[Stored data]
* * * * * * * * *

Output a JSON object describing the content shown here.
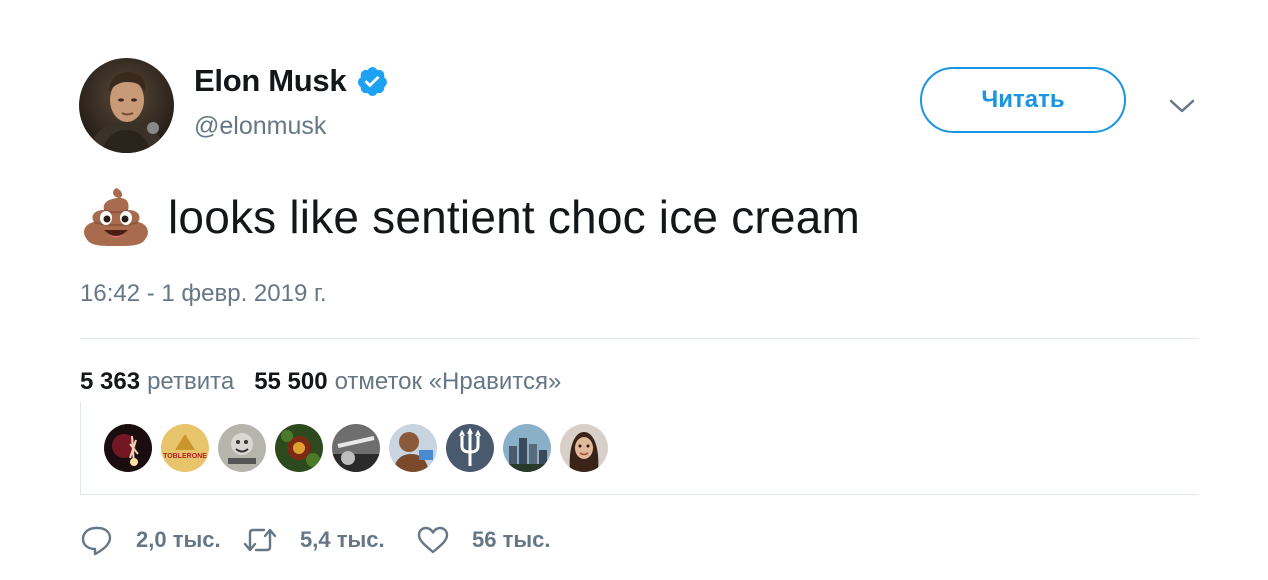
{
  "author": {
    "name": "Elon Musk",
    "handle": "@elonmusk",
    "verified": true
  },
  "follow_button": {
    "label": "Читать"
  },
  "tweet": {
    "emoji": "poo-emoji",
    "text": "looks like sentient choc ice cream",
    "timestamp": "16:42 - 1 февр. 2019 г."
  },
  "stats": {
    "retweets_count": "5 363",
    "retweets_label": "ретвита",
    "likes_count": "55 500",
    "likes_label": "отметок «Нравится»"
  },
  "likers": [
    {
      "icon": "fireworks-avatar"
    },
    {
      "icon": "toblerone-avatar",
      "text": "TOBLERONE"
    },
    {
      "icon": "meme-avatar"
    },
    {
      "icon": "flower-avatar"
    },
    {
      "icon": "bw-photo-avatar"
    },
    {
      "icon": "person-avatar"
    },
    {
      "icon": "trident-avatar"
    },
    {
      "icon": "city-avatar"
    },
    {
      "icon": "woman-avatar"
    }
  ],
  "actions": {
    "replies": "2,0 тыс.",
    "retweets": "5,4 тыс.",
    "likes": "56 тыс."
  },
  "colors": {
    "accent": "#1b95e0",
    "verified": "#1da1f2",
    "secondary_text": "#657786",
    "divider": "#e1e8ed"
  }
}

* * * * * * * * *

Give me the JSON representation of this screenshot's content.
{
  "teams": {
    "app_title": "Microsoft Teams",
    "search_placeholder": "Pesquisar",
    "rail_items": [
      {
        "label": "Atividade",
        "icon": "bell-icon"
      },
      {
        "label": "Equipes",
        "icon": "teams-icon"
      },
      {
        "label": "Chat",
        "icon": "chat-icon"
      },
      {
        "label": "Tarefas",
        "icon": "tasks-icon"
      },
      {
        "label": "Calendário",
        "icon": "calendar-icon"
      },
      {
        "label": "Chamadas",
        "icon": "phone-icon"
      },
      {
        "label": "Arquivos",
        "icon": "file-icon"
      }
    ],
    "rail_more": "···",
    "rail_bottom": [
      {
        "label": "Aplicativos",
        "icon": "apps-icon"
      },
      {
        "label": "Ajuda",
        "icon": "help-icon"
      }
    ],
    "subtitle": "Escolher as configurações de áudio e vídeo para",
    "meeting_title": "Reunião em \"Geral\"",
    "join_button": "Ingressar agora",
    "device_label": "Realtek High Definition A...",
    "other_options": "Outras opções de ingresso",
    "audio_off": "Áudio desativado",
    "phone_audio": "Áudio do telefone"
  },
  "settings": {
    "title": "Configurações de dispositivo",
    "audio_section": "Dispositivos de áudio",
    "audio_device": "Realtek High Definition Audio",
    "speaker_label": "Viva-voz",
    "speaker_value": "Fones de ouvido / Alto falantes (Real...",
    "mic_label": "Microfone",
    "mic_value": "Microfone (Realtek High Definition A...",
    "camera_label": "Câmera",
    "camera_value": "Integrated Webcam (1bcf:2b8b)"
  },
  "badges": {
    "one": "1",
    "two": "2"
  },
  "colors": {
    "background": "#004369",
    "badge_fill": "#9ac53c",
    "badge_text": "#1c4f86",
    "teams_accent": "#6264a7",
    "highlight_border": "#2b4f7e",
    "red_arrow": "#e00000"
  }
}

* * * * * * * * *

[What is expected]
Using the listing above, gather each line that holds the string "Realtek" and copy it.

[Exercise result]
    "device_label": "Realtek High Definition A...",
    "audio_device": "Realtek High Definition Audio",
    "mic_value": "Microfone (Realtek High Definition A...",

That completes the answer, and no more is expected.